Task goal | Restate each of the lines given below, word for word.

Data provided |
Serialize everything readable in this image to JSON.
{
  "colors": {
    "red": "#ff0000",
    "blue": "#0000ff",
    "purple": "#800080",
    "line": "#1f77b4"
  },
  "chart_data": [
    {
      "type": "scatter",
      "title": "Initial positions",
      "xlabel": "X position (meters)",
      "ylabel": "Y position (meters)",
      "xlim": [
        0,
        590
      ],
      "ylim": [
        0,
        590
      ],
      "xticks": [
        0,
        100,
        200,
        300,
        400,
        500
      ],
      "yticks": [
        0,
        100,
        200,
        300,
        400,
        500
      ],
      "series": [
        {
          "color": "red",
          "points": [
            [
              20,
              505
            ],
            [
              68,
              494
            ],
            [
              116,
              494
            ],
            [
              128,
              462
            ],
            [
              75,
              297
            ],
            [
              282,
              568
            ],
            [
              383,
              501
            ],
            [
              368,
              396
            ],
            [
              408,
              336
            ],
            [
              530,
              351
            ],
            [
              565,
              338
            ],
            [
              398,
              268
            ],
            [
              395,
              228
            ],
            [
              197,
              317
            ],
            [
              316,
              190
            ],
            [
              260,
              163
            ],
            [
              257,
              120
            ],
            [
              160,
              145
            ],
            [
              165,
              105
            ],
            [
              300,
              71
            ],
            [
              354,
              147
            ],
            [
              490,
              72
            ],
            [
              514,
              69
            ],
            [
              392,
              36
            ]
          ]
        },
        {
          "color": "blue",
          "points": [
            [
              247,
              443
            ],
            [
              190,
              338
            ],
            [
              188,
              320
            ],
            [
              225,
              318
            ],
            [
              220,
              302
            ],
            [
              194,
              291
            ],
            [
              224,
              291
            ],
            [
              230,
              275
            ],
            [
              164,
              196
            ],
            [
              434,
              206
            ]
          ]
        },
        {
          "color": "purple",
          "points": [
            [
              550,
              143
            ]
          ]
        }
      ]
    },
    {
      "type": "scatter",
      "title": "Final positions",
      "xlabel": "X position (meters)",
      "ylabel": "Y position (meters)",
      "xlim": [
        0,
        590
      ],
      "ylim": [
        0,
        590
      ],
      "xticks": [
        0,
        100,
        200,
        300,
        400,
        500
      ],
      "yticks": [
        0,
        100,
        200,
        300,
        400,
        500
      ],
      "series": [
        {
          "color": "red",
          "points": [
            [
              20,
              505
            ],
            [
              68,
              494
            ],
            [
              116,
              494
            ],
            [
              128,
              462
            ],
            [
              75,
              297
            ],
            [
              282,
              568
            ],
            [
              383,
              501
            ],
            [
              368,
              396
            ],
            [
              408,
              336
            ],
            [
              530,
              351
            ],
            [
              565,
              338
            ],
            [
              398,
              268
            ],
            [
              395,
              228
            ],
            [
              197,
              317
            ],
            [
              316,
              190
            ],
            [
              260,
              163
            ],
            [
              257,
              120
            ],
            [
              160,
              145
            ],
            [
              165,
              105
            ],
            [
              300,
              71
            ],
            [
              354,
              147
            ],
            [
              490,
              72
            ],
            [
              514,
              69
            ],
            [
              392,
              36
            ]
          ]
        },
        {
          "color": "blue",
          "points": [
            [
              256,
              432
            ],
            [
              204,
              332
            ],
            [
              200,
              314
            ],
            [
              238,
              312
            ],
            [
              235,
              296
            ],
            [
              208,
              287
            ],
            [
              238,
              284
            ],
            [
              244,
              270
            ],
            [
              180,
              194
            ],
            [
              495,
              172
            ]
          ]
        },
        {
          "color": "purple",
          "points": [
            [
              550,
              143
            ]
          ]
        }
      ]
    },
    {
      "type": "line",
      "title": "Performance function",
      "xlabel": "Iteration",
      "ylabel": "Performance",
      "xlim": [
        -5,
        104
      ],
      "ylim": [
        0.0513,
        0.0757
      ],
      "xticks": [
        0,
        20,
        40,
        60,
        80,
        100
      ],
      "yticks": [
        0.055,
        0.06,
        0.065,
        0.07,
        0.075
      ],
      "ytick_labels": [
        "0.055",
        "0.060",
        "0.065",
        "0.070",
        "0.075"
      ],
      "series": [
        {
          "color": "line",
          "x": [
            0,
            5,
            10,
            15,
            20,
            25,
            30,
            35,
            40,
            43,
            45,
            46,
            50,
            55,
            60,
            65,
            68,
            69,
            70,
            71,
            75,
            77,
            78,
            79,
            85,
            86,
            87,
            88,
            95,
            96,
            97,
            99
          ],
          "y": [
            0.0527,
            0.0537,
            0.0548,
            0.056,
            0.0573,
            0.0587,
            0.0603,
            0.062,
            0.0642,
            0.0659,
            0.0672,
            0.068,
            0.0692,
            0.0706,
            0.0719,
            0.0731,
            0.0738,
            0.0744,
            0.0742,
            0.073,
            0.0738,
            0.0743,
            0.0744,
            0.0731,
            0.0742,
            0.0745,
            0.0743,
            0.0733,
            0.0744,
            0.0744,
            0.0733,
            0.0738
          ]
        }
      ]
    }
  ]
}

Exercise answer |
Serialize everything readable in this image to JSON.
{
  "colors": {
    "red": "#ff0000",
    "blue": "#0000ff",
    "purple": "#800080",
    "line": "#1f77b4"
  },
  "chart_data": [
    {
      "type": "scatter",
      "title": "Initial positions",
      "xlabel": "X position (meters)",
      "ylabel": "Y position (meters)",
      "xlim": [
        0,
        590
      ],
      "ylim": [
        0,
        590
      ],
      "xticks": [
        0,
        100,
        200,
        300,
        400,
        500
      ],
      "yticks": [
        0,
        100,
        200,
        300,
        400,
        500
      ],
      "series": [
        {
          "color": "red",
          "points": [
            [
              20,
              505
            ],
            [
              68,
              494
            ],
            [
              116,
              494
            ],
            [
              128,
              462
            ],
            [
              75,
              297
            ],
            [
              282,
              568
            ],
            [
              383,
              501
            ],
            [
              368,
              396
            ],
            [
              408,
              336
            ],
            [
              530,
              351
            ],
            [
              565,
              338
            ],
            [
              398,
              268
            ],
            [
              395,
              228
            ],
            [
              197,
              317
            ],
            [
              316,
              190
            ],
            [
              260,
              163
            ],
            [
              257,
              120
            ],
            [
              160,
              145
            ],
            [
              165,
              105
            ],
            [
              300,
              71
            ],
            [
              354,
              147
            ],
            [
              490,
              72
            ],
            [
              514,
              69
            ],
            [
              392,
              36
            ]
          ]
        },
        {
          "color": "blue",
          "points": [
            [
              247,
              443
            ],
            [
              190,
              338
            ],
            [
              188,
              320
            ],
            [
              225,
              318
            ],
            [
              220,
              302
            ],
            [
              194,
              291
            ],
            [
              224,
              291
            ],
            [
              230,
              275
            ],
            [
              164,
              196
            ],
            [
              434,
              206
            ]
          ]
        },
        {
          "color": "purple",
          "points": [
            [
              550,
              143
            ]
          ]
        }
      ]
    },
    {
      "type": "scatter",
      "title": "Final positions",
      "xlabel": "X position (meters)",
      "ylabel": "Y position (meters)",
      "xlim": [
        0,
        590
      ],
      "ylim": [
        0,
        590
      ],
      "xticks": [
        0,
        100,
        200,
        300,
        400,
        500
      ],
      "yticks": [
        0,
        100,
        200,
        300,
        400,
        500
      ],
      "series": [
        {
          "color": "red",
          "points": [
            [
              20,
              505
            ],
            [
              68,
              494
            ],
            [
              116,
              494
            ],
            [
              128,
              462
            ],
            [
              75,
              297
            ],
            [
              282,
              568
            ],
            [
              383,
              501
            ],
            [
              368,
              396
            ],
            [
              408,
              336
            ],
            [
              530,
              351
            ],
            [
              565,
              338
            ],
            [
              398,
              268
            ],
            [
              395,
              228
            ],
            [
              197,
              317
            ],
            [
              316,
              190
            ],
            [
              260,
              163
            ],
            [
              257,
              120
            ],
            [
              160,
              145
            ],
            [
              165,
              105
            ],
            [
              300,
              71
            ],
            [
              354,
              147
            ],
            [
              490,
              72
            ],
            [
              514,
              69
            ],
            [
              392,
              36
            ]
          ]
        },
        {
          "color": "blue",
          "points": [
            [
              256,
              432
            ],
            [
              204,
              332
            ],
            [
              200,
              314
            ],
            [
              238,
              312
            ],
            [
              235,
              296
            ],
            [
              208,
              287
            ],
            [
              238,
              284
            ],
            [
              244,
              270
            ],
            [
              180,
              194
            ],
            [
              495,
              172
            ]
          ]
        },
        {
          "color": "purple",
          "points": [
            [
              550,
              143
            ]
          ]
        }
      ]
    },
    {
      "type": "line",
      "title": "Performance function",
      "xlabel": "Iteration",
      "ylabel": "Performance",
      "xlim": [
        -5,
        104
      ],
      "ylim": [
        0.0513,
        0.0757
      ],
      "xticks": [
        0,
        20,
        40,
        60,
        80,
        100
      ],
      "yticks": [
        0.055,
        0.06,
        0.065,
        0.07,
        0.075
      ],
      "ytick_labels": [
        "0.055",
        "0.060",
        "0.065",
        "0.070",
        "0.075"
      ],
      "series": [
        {
          "color": "line",
          "x": [
            0,
            5,
            10,
            15,
            20,
            25,
            30,
            35,
            40,
            43,
            45,
            46,
            50,
            55,
            60,
            65,
            68,
            69,
            70,
            71,
            75,
            77,
            78,
            79,
            85,
            86,
            87,
            88,
            95,
            96,
            97,
            99
          ],
          "y": [
            0.0527,
            0.0537,
            0.0548,
            0.056,
            0.0573,
            0.0587,
            0.0603,
            0.062,
            0.0642,
            0.0659,
            0.0672,
            0.068,
            0.0692,
            0.0706,
            0.0719,
            0.0731,
            0.0738,
            0.0744,
            0.0742,
            0.073,
            0.0738,
            0.0743,
            0.0744,
            0.0731,
            0.0742,
            0.0745,
            0.0743,
            0.0733,
            0.0744,
            0.0744,
            0.0733,
            0.0738
          ]
        }
      ]
    }
  ]
}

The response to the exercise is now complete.